Приехала из Воронежа Надя и рассказывала, как она встретилась с кем-то из “возвращенцев”, живущих в зоне, не менее ста километров отдаленной от Москвы. Эти “стопятницы” описывали, как они узнали об убийстве Кирова. Ночью стали хлопать все двери, люди бегали из дома в дом, слышались встревоженные голоса.
Административно высланные были уже опытными людьми и понимали, что это несчастье коснется и их.
Между тем папа рассказывал новости о похоронах Кирова. Сталин, приехав в Ленинград, так кричал на тамошних заправил, что у них кровь стыла в жилах и они буквально немели и тряслись от страха.
И этому можно было поверить, достаточно было заметить прижатые уши Молотова на правдинской фотографии похорон Кирова.
20 января начинались студенческие каникулы. Лева приехал в
Москву – мрачный-мрачный. От первоначальной радости по поводу приема в университет не осталось и следа. Я была больна гриппом, несколько дней не могла его пустить к себе. Когда пришел, сказал: “Я уезжаю”. Ему нужно было заехать перед возвращением домой в Бежецк к бабушке, у которой он воспитывался до шестнадцати лет. “Ничего не поделаешь – семья”, – заключил он.
“А что вы делали всю неделю?” – “Лежал у Клычкова на диване и курил”.
Клычковы – и Сергей Антонович и Варвара Николаевна – полюбили
Леву, еще когда он жил у Мандельштамов. В тот первый год знакомства Лева наивно мне признавался: “Вот я, который в
Бежецке гонял по огородам, теперь сижу у известного поэта, он мне читает свои стихи, а я их критикую, покачивая ногой. И он мне рассказывает, как его ругал Гумилев, когда он пришел к нему со своими первыми стихами”. В свою очередь Лева читал Сергею
Антоновичу свои стихи. Клычков мне потом говорил: “Поэта из Левы не выйдет, но профессором он будет”.
В марте начались массовые выселения бывших дворян из Ленинграда.
Старушек, не приспособленных к современной жизни, выселяли из насиженных коммунальных берлог и выпроваживали в течение сорока восьми часов куда-нибудь подальше, куда глаза глядят.
* * * * *
▸ **Описание задания**
Воспроизведите дословно отрывок из текста о событиях после убийства Кирова, начиная со слов «В марте начались» и заканчивая словами «куда глаза глядят.». Приведённые далее строки для работы не нужны.

▸ **Фрагмент набора данных**
* * * * *
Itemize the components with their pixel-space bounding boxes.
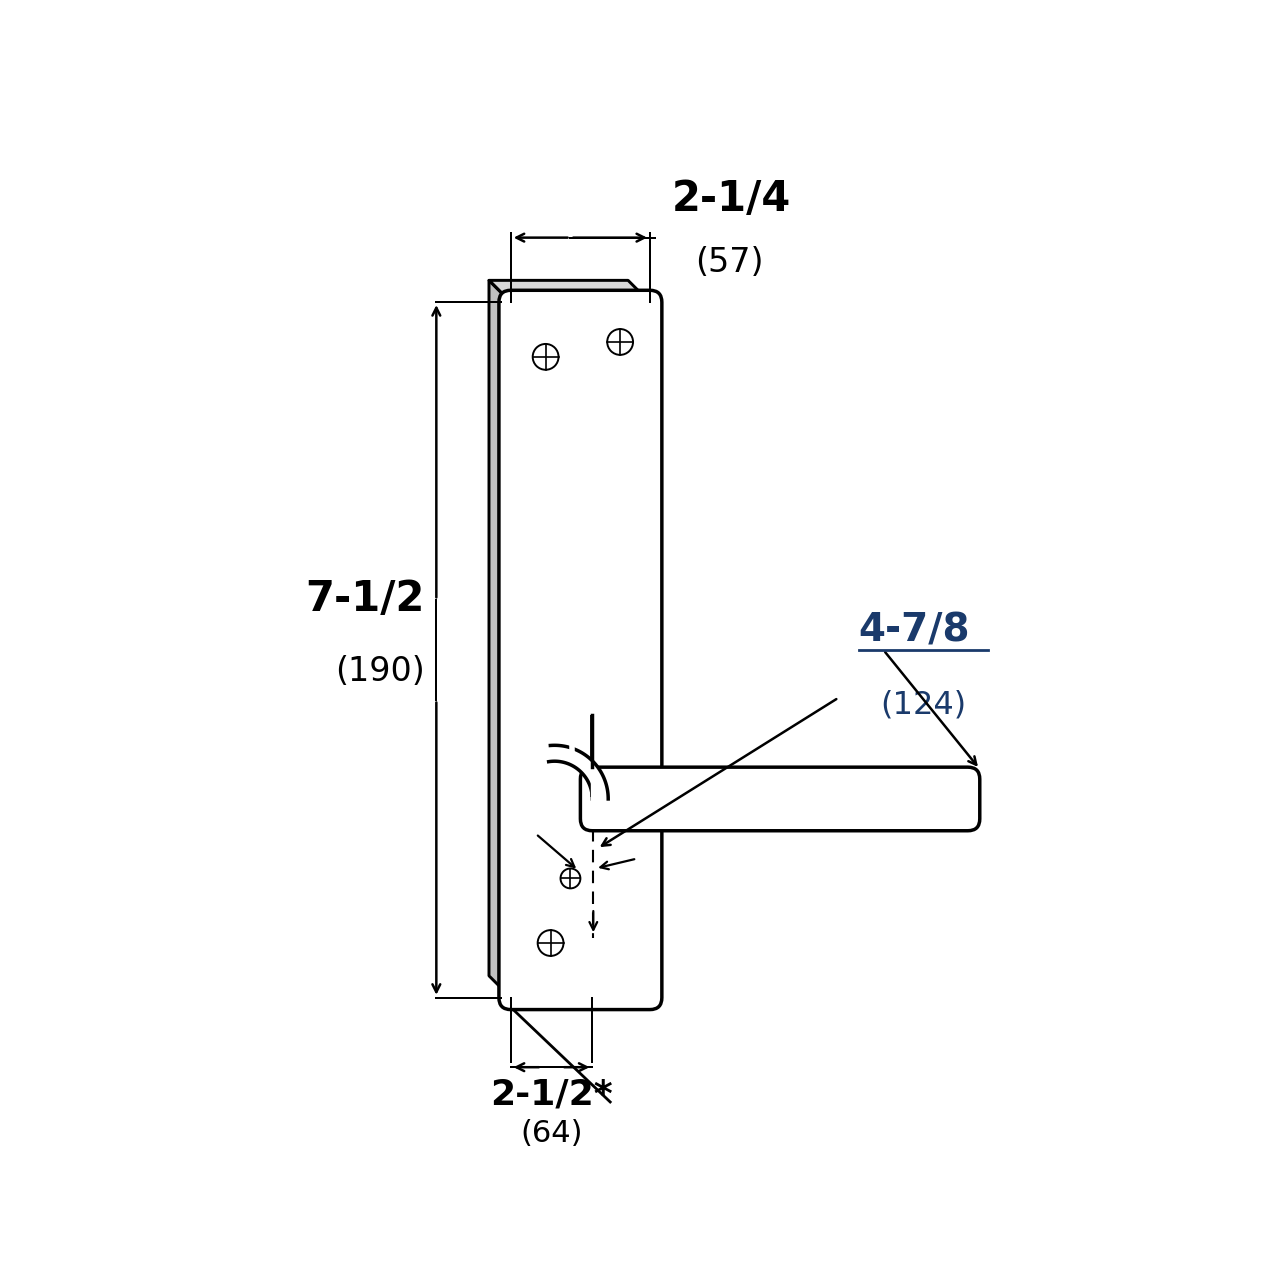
* * * * *
▸ **Готовый ответ**
В марте начались массовые выселения бывших дворян из Ленинграда.
Старушек, не приспособленных к современной жизни, выселяли из насиженных коммунальных берлог и выпроваживали в течение сорока восьми часов куда-нибудь подальше, куда глаза глядят.